- _EXCERPTED TEXT_
— start —

What the Rav does in Ish Halakhah and what he did, especially in the interfaces of some of the public lectures that he gave, it wasn’t done, I don’t think, on a daily basis in the regular shiur, but that also could have served as a foundation for it, was to integrate a punctilious analysis of the details of the halakhah and to demonstrate that that is the foundation for a rich value system and a perspective on issues that transcend the details. That’s something I was very taken with at a young age. That was something that, certainly, was immeasurably reinforced by the force of personalities of these two great men who I was exposed to and privileged to study under. Something that I’ve tried to cultivate for myself, I think as much as a talmid disciple tries to be faithful and sees himself in the image and in terms of authentic continuity from his mentors, obviously, there are numerous other personality inclinations and other people who influence you and so on.

Therefore, the mix that ultimately merges, hopefully, is consistent with your primary influences. But that’s the greatness of Torah is that it is both mesorah and chiddush that you are working with a tradition and are faithful to it. At the same time, your own experiences and exposures often subconsciously lead you to accentuating or emphasizing different motifs, different values, different methodologies that are continuous from, but also, you place your own imprimatur, I guess, on that. That impulse to make the details of the halakhah primary is something that I’ve always been taken with. To me, it seems like if you can accomplish that, then the makshava that emerges, the Jewish thought that weltanschauung, the value system that emerges, is all the more authentic.

If the details of the halakhah, which reflect subtle, but still important differences in perspective, if they can be integrated in that way, then I think you have something that is much more powerful. It requires a much greater investment. At the same time, I think it’s not the thing where you can take a shortcut. I think once you have invested in that methodology, you’re also poised to make certain breakthroughs and to understand even you mentioned sifrei Chassidus or sifrei musar or sifrei makshava, I think these are all enormously rich contributions to Jewish thought. Well, I don’t invoke them upfront. I do value them greatly. I think it’s fascinating to assess them, and in some cases, integrate them and in some cases, contrast them in light of having done the investment of the halakhic analysis, the lomdus, if you will. That basis, I think you’re in a position of strength to either adapt or at least assess some of these other strands of halakhic thought as well.

— end —

- _WRITTEN EXERCISE A_
Condense the paragraph of the excerpt on halakhic analysis that begins "If the details of the halakhah" into a shorter version that keeps its main points.

- _SUPPLIED MATERIAL_
— start —

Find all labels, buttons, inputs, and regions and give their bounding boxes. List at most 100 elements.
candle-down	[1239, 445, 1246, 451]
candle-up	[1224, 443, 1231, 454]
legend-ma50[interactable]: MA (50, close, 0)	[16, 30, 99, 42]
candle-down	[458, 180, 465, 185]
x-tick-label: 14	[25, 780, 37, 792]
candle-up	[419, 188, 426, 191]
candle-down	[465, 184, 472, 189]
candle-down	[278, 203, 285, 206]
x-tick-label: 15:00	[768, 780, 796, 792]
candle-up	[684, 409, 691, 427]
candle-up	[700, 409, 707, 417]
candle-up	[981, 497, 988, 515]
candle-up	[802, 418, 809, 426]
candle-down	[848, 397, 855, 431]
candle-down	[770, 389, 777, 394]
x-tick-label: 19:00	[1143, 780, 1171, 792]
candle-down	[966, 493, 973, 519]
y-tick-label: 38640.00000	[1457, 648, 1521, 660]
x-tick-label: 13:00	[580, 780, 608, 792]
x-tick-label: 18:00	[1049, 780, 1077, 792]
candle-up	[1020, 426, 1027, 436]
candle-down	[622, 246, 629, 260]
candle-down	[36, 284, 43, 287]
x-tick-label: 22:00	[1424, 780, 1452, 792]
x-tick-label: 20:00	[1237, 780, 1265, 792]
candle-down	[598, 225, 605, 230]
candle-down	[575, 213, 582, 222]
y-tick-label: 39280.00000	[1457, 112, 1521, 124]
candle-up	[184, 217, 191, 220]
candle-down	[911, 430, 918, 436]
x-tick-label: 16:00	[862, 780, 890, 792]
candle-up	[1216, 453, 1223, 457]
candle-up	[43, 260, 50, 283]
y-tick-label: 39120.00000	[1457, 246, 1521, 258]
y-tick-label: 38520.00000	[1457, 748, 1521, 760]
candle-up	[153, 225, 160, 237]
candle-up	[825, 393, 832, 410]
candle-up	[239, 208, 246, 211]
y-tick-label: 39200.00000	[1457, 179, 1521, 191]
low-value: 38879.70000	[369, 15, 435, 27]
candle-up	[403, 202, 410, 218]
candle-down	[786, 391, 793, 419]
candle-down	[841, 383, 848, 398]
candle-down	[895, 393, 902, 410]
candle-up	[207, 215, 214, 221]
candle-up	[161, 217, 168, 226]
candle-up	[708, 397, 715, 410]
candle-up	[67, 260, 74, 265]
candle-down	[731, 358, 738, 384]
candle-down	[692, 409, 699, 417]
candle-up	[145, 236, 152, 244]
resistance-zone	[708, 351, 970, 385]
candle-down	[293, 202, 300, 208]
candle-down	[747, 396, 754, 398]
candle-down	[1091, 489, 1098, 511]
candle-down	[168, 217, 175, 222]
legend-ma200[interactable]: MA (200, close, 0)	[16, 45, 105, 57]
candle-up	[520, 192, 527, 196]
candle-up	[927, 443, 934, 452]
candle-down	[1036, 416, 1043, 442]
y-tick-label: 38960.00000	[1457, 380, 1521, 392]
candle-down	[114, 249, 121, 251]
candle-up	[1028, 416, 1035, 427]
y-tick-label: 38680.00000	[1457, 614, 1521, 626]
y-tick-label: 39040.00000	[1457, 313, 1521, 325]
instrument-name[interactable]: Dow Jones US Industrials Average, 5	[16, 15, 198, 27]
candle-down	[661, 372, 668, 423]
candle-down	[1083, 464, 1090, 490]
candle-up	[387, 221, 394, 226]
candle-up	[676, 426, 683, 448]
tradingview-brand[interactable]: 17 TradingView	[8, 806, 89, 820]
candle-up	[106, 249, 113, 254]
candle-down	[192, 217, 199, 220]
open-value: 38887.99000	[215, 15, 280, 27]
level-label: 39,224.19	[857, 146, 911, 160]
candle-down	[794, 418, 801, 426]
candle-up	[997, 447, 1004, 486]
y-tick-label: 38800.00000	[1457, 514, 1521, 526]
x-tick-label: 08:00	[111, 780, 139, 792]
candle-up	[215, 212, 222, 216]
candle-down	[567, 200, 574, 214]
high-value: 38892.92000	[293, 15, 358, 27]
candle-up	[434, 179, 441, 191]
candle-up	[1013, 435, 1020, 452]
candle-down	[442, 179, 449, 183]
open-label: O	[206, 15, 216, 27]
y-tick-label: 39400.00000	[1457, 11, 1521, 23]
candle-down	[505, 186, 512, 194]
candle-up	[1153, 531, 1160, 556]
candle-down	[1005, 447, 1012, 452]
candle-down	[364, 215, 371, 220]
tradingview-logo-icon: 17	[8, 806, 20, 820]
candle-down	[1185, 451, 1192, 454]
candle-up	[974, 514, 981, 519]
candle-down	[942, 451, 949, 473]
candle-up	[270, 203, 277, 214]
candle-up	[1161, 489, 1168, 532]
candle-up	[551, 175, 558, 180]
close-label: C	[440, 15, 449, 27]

— end —

- _WRITTEN EXERCISE B_
In the listing, update every line from the start up to and including the line with "215, 214, 221]", changing "candle-up" to "candle-bullish", and return only those lines with nothing else altered.

- _WRITTEN RESPONSE A_
Integrating the details of the halakhah, which reflect subtle but important differences in perspective, produces something much more powerful. It requires a much greater investment and allows no shortcut. Once invested in that methodology, one is poised to make breakthroughs. The speaker values sifrei Chassidus, musar and makshava as enormously rich contributions to Jewish thought but does not invoke them upfront. Having done the halakhic analysis, the lomdus, one is in a position of strength to integrate, contrast, adapt or assess these other strands.

- _WRITTEN RESPONSE B_
Find all labels, buttons, inputs, and regions and give their bounding boxes. List at most 100 elements.
candle-down	[1239, 445, 1246, 451]
candle-bullish	[1224, 443, 1231, 454]
legend-ma50[interactable]: MA (50, close, 0)	[16, 30, 99, 42]
candle-down	[458, 180, 465, 185]
x-tick-label: 14	[25, 780, 37, 792]
candle-bullish	[419, 188, 426, 191]
candle-down	[465, 184, 472, 189]
candle-down	[278, 203, 285, 206]
x-tick-label: 15:00	[768, 780, 796, 792]
candle-bullish	[684, 409, 691, 427]
candle-bullish	[700, 409, 707, 417]
candle-bullish	[981, 497, 988, 515]
candle-bullish	[802, 418, 809, 426]
candle-down	[848, 397, 855, 431]
candle-down	[770, 389, 777, 394]
x-tick-label: 19:00	[1143, 780, 1171, 792]
candle-down	[966, 493, 973, 519]
y-tick-label: 38640.00000	[1457, 648, 1521, 660]
x-tick-label: 13:00	[580, 780, 608, 792]
x-tick-label: 18:00	[1049, 780, 1077, 792]
candle-bullish	[1020, 426, 1027, 436]
candle-down	[622, 246, 629, 260]
candle-down	[36, 284, 43, 287]
x-tick-label: 22:00	[1424, 780, 1452, 792]
x-tick-label: 20:00	[1237, 780, 1265, 792]
candle-down	[598, 225, 605, 230]
candle-down	[575, 213, 582, 222]
y-tick-label: 39280.00000	[1457, 112, 1521, 124]
candle-bullish	[184, 217, 191, 220]
candle-down	[911, 430, 918, 436]
x-tick-label: 16:00	[862, 780, 890, 792]
candle-bullish	[1216, 453, 1223, 457]
candle-bullish	[43, 260, 50, 283]
y-tick-label: 39120.00000	[1457, 246, 1521, 258]
y-tick-label: 38520.00000	[1457, 748, 1521, 760]
candle-bullish	[153, 225, 160, 237]
candle-bullish	[825, 393, 832, 410]
candle-bullish	[239, 208, 246, 211]
y-tick-label: 39200.00000	[1457, 179, 1521, 191]
low-value: 38879.70000	[369, 15, 435, 27]
candle-bullish	[403, 202, 410, 218]
candle-down	[786, 391, 793, 419]
candle-down	[841, 383, 848, 398]
candle-down	[895, 393, 902, 410]
candle-bullish	[207, 215, 214, 221]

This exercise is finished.